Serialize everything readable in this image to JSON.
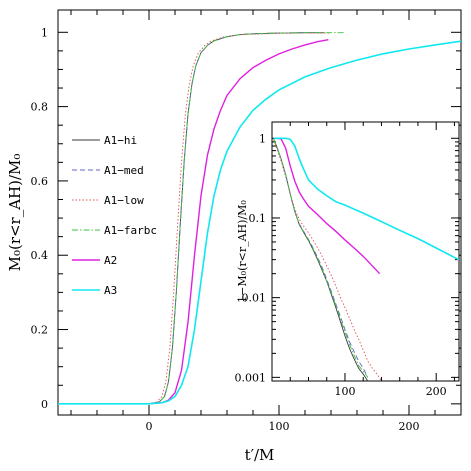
{
  "chart_data": [
    {
      "type": "line",
      "xlabel": "t′/M",
      "ylabel": "M₀(r<r_AH)/M₀",
      "xlim": [
        -70,
        240
      ],
      "ylim": [
        -0.03,
        1.06
      ],
      "xticks": [
        0,
        100,
        200
      ],
      "yticks": [
        0,
        0.2,
        0.4,
        0.6,
        0.8,
        1
      ],
      "ytick_labels": [
        "0",
        "0.2",
        "0.4",
        "0.6",
        "0.8",
        "1"
      ],
      "grid": false,
      "legend_position": "left-middle",
      "series": [
        {
          "name": "A1−hi",
          "color": "#3a3a3a",
          "dash": "solid",
          "width": 0.9,
          "x": [
            -70,
            0,
            8,
            12,
            15,
            18,
            21,
            24,
            27,
            30,
            33,
            36,
            40,
            45,
            50,
            60,
            70,
            80,
            100,
            120,
            135
          ],
          "y": [
            0,
            0,
            0.005,
            0.02,
            0.06,
            0.15,
            0.3,
            0.48,
            0.65,
            0.78,
            0.86,
            0.91,
            0.945,
            0.965,
            0.977,
            0.988,
            0.994,
            0.996,
            0.998,
            0.999,
            0.999
          ]
        },
        {
          "name": "A1−med",
          "color": "#6464c8",
          "dash": "5,3",
          "width": 0.9,
          "x": [
            -70,
            0,
            8,
            12,
            15,
            18,
            21,
            24,
            27,
            30,
            33,
            36,
            40,
            45,
            50,
            60,
            70,
            80,
            100,
            120,
            135
          ],
          "y": [
            0,
            0,
            0.005,
            0.02,
            0.06,
            0.15,
            0.3,
            0.48,
            0.65,
            0.78,
            0.86,
            0.91,
            0.945,
            0.965,
            0.977,
            0.988,
            0.994,
            0.996,
            0.998,
            0.999,
            0.999
          ]
        },
        {
          "name": "A1−low",
          "color": "#e05050",
          "dash": "1.5,2",
          "width": 0.9,
          "x": [
            -70,
            0,
            6,
            10,
            13,
            16,
            19,
            22,
            25,
            28,
            31,
            34,
            38,
            43,
            48,
            58,
            68,
            80,
            100,
            120,
            140
          ],
          "y": [
            0,
            0,
            0.005,
            0.02,
            0.06,
            0.15,
            0.3,
            0.48,
            0.65,
            0.78,
            0.86,
            0.91,
            0.945,
            0.965,
            0.977,
            0.988,
            0.993,
            0.995,
            0.997,
            0.998,
            0.998
          ]
        },
        {
          "name": "A1−farbc",
          "color": "#40c040",
          "dash": "6,2,1.5,2",
          "width": 0.9,
          "x": [
            -70,
            0,
            8,
            12,
            15,
            18,
            21,
            24,
            27,
            30,
            33,
            36,
            40,
            45,
            50,
            60,
            70,
            80,
            100,
            120,
            150
          ],
          "y": [
            0,
            0,
            0.005,
            0.02,
            0.06,
            0.15,
            0.3,
            0.48,
            0.65,
            0.78,
            0.86,
            0.91,
            0.945,
            0.965,
            0.977,
            0.988,
            0.994,
            0.996,
            0.998,
            0.999,
            0.999
          ]
        },
        {
          "name": "A2",
          "color": "#e020e0",
          "dash": "solid",
          "width": 1.4,
          "x": [
            -70,
            0,
            10,
            15,
            20,
            25,
            30,
            35,
            40,
            45,
            50,
            55,
            60,
            70,
            80,
            90,
            100,
            110,
            120,
            130,
            138
          ],
          "y": [
            0,
            0,
            0.003,
            0.01,
            0.03,
            0.09,
            0.22,
            0.4,
            0.56,
            0.67,
            0.74,
            0.79,
            0.83,
            0.875,
            0.905,
            0.925,
            0.942,
            0.955,
            0.966,
            0.975,
            0.98
          ]
        },
        {
          "name": "A3",
          "color": "#10e8f0",
          "dash": "solid",
          "width": 1.6,
          "x": [
            -70,
            0,
            10,
            15,
            20,
            25,
            30,
            35,
            40,
            45,
            50,
            55,
            60,
            70,
            80,
            90,
            100,
            120,
            140,
            160,
            180,
            200,
            220,
            240
          ],
          "y": [
            0,
            0,
            0.003,
            0.008,
            0.02,
            0.05,
            0.1,
            0.2,
            0.33,
            0.46,
            0.56,
            0.63,
            0.68,
            0.745,
            0.79,
            0.82,
            0.845,
            0.88,
            0.905,
            0.925,
            0.942,
            0.955,
            0.966,
            0.976
          ]
        }
      ]
    },
    {
      "type": "line",
      "inset": true,
      "ylabel": "1−M₀(r<r_AH)/M₀",
      "log_y": true,
      "xlim": [
        20,
        225
      ],
      "ylim": [
        0.0009,
        1.6
      ],
      "xticks": [
        100,
        200
      ],
      "yticks": [
        1,
        0.1,
        0.01,
        0.001
      ],
      "ytick_labels": [
        "1",
        "0.1",
        "0.01",
        "0.001"
      ],
      "series": [
        {
          "name": "A1−hi",
          "color": "#3a3a3a",
          "dash": "solid",
          "width": 0.9,
          "x": [
            22,
            25,
            30,
            35,
            40,
            45,
            50,
            55,
            60,
            65,
            70,
            75,
            80,
            85,
            90,
            95,
            100,
            105,
            110,
            115,
            120,
            125
          ],
          "y": [
            0.97,
            0.8,
            0.55,
            0.35,
            0.2,
            0.12,
            0.082,
            0.065,
            0.052,
            0.04,
            0.03,
            0.022,
            0.016,
            0.011,
            0.0075,
            0.005,
            0.0033,
            0.0023,
            0.0017,
            0.0013,
            0.0011,
            0.0009
          ]
        },
        {
          "name": "A1−med",
          "color": "#6464c8",
          "dash": "5,3",
          "width": 0.9,
          "x": [
            22,
            25,
            30,
            35,
            40,
            45,
            50,
            55,
            60,
            65,
            70,
            75,
            80,
            85,
            90,
            95,
            100,
            105,
            110,
            115,
            120,
            125
          ],
          "y": [
            0.97,
            0.8,
            0.55,
            0.35,
            0.2,
            0.12,
            0.084,
            0.067,
            0.054,
            0.042,
            0.032,
            0.024,
            0.017,
            0.012,
            0.0083,
            0.0058,
            0.004,
            0.0028,
            0.0021,
            0.0016,
            0.0013,
            0.001
          ]
        },
        {
          "name": "A1−low",
          "color": "#e05050",
          "dash": "1.5,2",
          "width": 0.9,
          "x": [
            22,
            25,
            30,
            35,
            40,
            45,
            50,
            55,
            60,
            65,
            70,
            75,
            80,
            85,
            90,
            95,
            100,
            105,
            110,
            115,
            120,
            125,
            130,
            135,
            140
          ],
          "y": [
            0.95,
            0.75,
            0.52,
            0.33,
            0.2,
            0.13,
            0.095,
            0.078,
            0.065,
            0.053,
            0.042,
            0.033,
            0.025,
            0.019,
            0.014,
            0.01,
            0.0075,
            0.0055,
            0.004,
            0.003,
            0.0022,
            0.0016,
            0.0013,
            0.0011,
            0.0009
          ]
        },
        {
          "name": "A1−farbc",
          "color": "#40c040",
          "dash": "6,2,1.5,2",
          "width": 0.9,
          "x": [
            22,
            25,
            30,
            35,
            40,
            45,
            50,
            55,
            60,
            65,
            70,
            75,
            80,
            85,
            90,
            95,
            100,
            105,
            110,
            115,
            120,
            125
          ],
          "y": [
            0.97,
            0.8,
            0.55,
            0.35,
            0.2,
            0.12,
            0.083,
            0.066,
            0.053,
            0.041,
            0.031,
            0.023,
            0.016,
            0.0115,
            0.0079,
            0.0054,
            0.0037,
            0.0026,
            0.0019,
            0.0014,
            0.0012,
            0.001
          ]
        },
        {
          "name": "A2",
          "color": "#e020e0",
          "dash": "solid",
          "width": 1.4,
          "x": [
            22,
            25,
            30,
            35,
            40,
            45,
            50,
            55,
            60,
            70,
            80,
            90,
            100,
            110,
            120,
            130,
            138
          ],
          "y": [
            1.0,
            1.0,
            0.98,
            0.75,
            0.45,
            0.29,
            0.21,
            0.17,
            0.14,
            0.11,
            0.085,
            0.068,
            0.053,
            0.042,
            0.033,
            0.025,
            0.02
          ]
        },
        {
          "name": "A3",
          "color": "#10e8f0",
          "dash": "solid",
          "width": 1.6,
          "x": [
            22,
            25,
            30,
            35,
            40,
            45,
            50,
            55,
            60,
            70,
            80,
            90,
            100,
            120,
            140,
            160,
            180,
            200,
            220,
            225
          ],
          "y": [
            1.0,
            1.0,
            1.0,
            1.0,
            0.97,
            0.8,
            0.55,
            0.4,
            0.3,
            0.23,
            0.19,
            0.16,
            0.145,
            0.115,
            0.09,
            0.07,
            0.055,
            0.042,
            0.032,
            0.03
          ]
        }
      ]
    }
  ]
}
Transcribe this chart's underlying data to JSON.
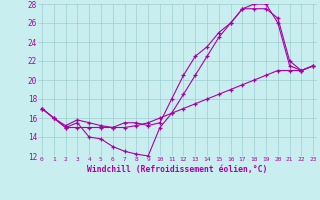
{
  "xlabel": "Windchill (Refroidissement éolien,°C)",
  "bg_color": "#c8eef0",
  "line_color": "#aa00aa",
  "grid_color": "#9dcfcf",
  "xlim": [
    0,
    23
  ],
  "ylim": [
    12,
    28
  ],
  "xticks": [
    0,
    1,
    2,
    3,
    4,
    5,
    6,
    7,
    8,
    9,
    10,
    11,
    12,
    13,
    14,
    15,
    16,
    17,
    18,
    19,
    20,
    21,
    22,
    23
  ],
  "yticks": [
    12,
    14,
    16,
    18,
    20,
    22,
    24,
    26,
    28
  ],
  "lines": [
    {
      "x": [
        0,
        1,
        2,
        3,
        4,
        5,
        6,
        7,
        8,
        9,
        10,
        11,
        12,
        13,
        14,
        15,
        16,
        17,
        18,
        19,
        20,
        21,
        22,
        23
      ],
      "y": [
        17.0,
        16.0,
        15.0,
        15.5,
        14.0,
        13.8,
        13.0,
        12.5,
        12.2,
        12.0,
        15.0,
        16.5,
        18.5,
        20.5,
        22.5,
        24.5,
        26.0,
        27.5,
        28.0,
        28.0,
        26.0,
        21.5,
        21.0,
        21.5
      ]
    },
    {
      "x": [
        0,
        1,
        2,
        3,
        4,
        5,
        6,
        7,
        8,
        9,
        10,
        11,
        12,
        13,
        14,
        15,
        16,
        17,
        18,
        19,
        20,
        21,
        22,
        23
      ],
      "y": [
        17.0,
        16.0,
        15.2,
        15.8,
        15.5,
        15.2,
        15.0,
        15.5,
        15.5,
        15.2,
        15.5,
        18.0,
        20.5,
        22.5,
        23.5,
        25.0,
        26.0,
        27.5,
        27.5,
        27.5,
        26.5,
        22.0,
        21.0,
        21.5
      ]
    },
    {
      "x": [
        0,
        1,
        2,
        3,
        4,
        5,
        6,
        7,
        8,
        9,
        10,
        11,
        12,
        13,
        14,
        15,
        16,
        17,
        18,
        19,
        20,
        21,
        22,
        23
      ],
      "y": [
        17.0,
        16.0,
        15.0,
        15.0,
        15.0,
        15.0,
        15.0,
        15.0,
        15.2,
        15.5,
        16.0,
        16.5,
        17.0,
        17.5,
        18.0,
        18.5,
        19.0,
        19.5,
        20.0,
        20.5,
        21.0,
        21.0,
        21.0,
        21.5
      ]
    }
  ]
}
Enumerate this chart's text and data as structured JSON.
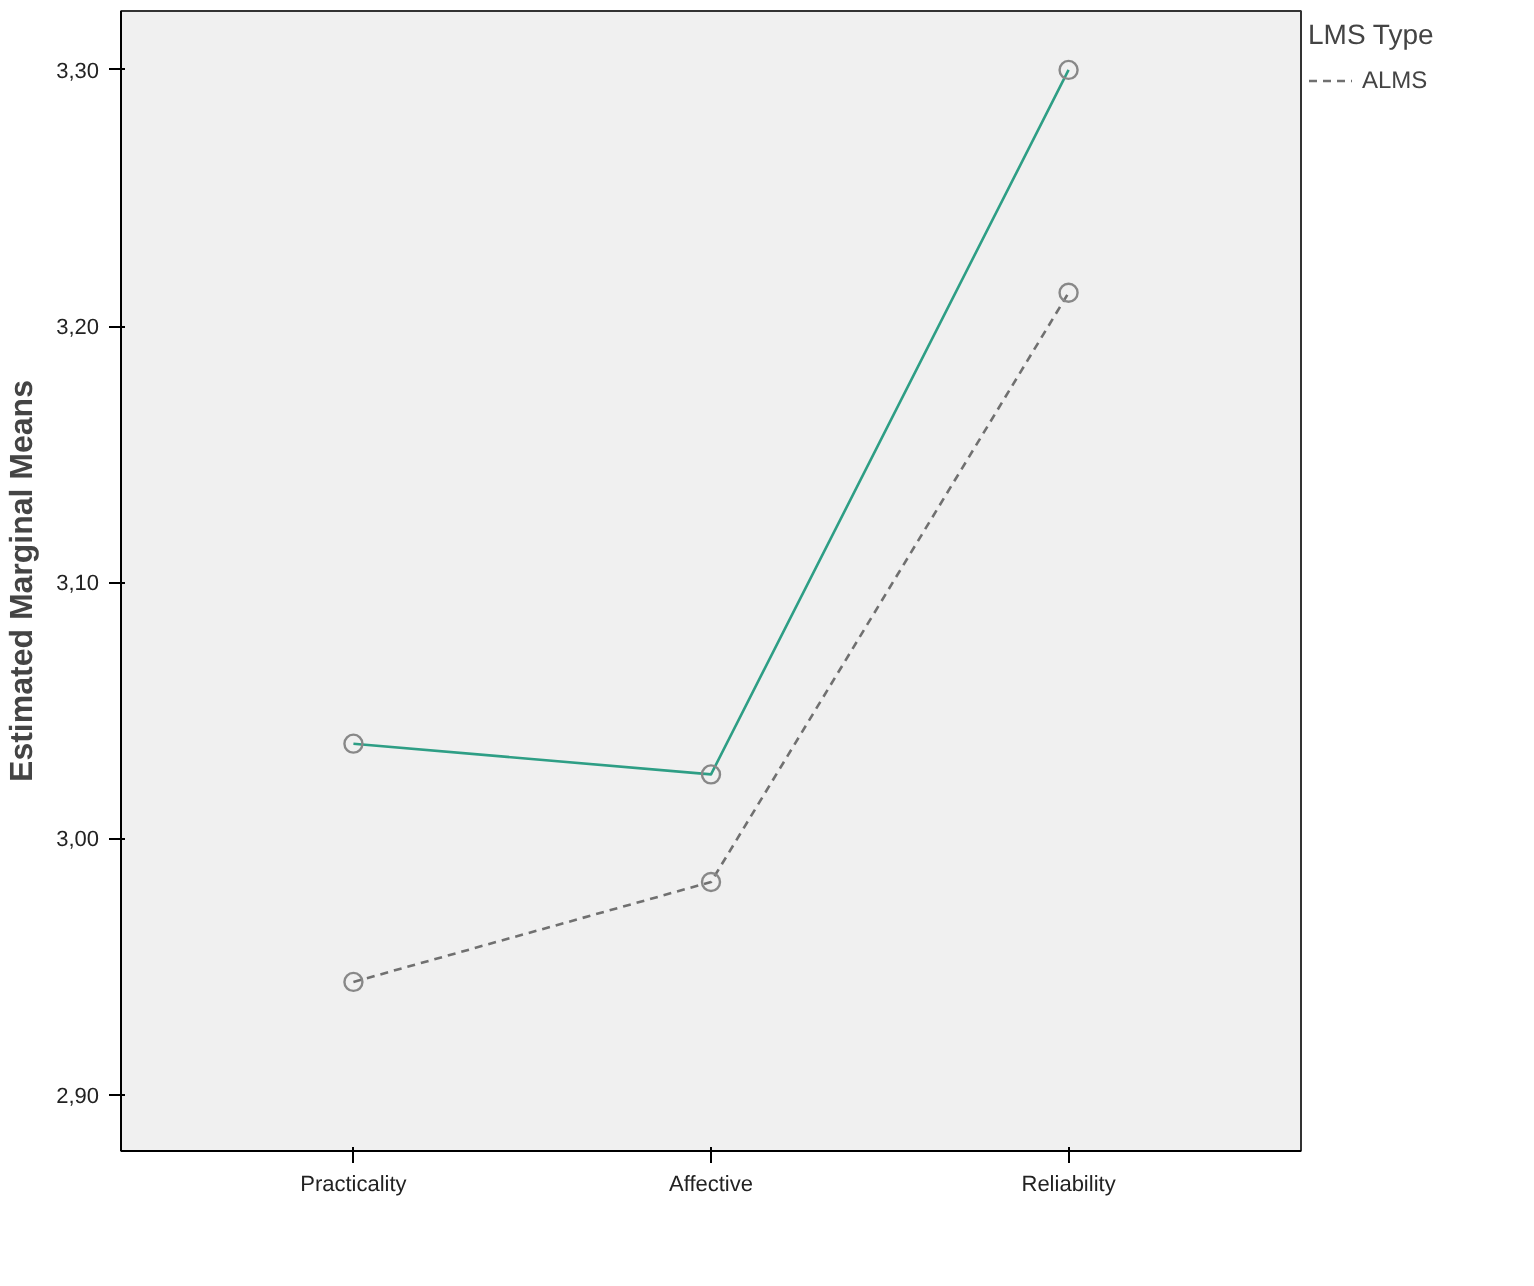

# # #

What is expected =>
Collect each line containing the string "JSON".

Response to this task =>
Serialize everything readable in this image to JSON.
Transcribe this chart's underlying data to JSON.
Enumerate this chart's text and data as structured JSON.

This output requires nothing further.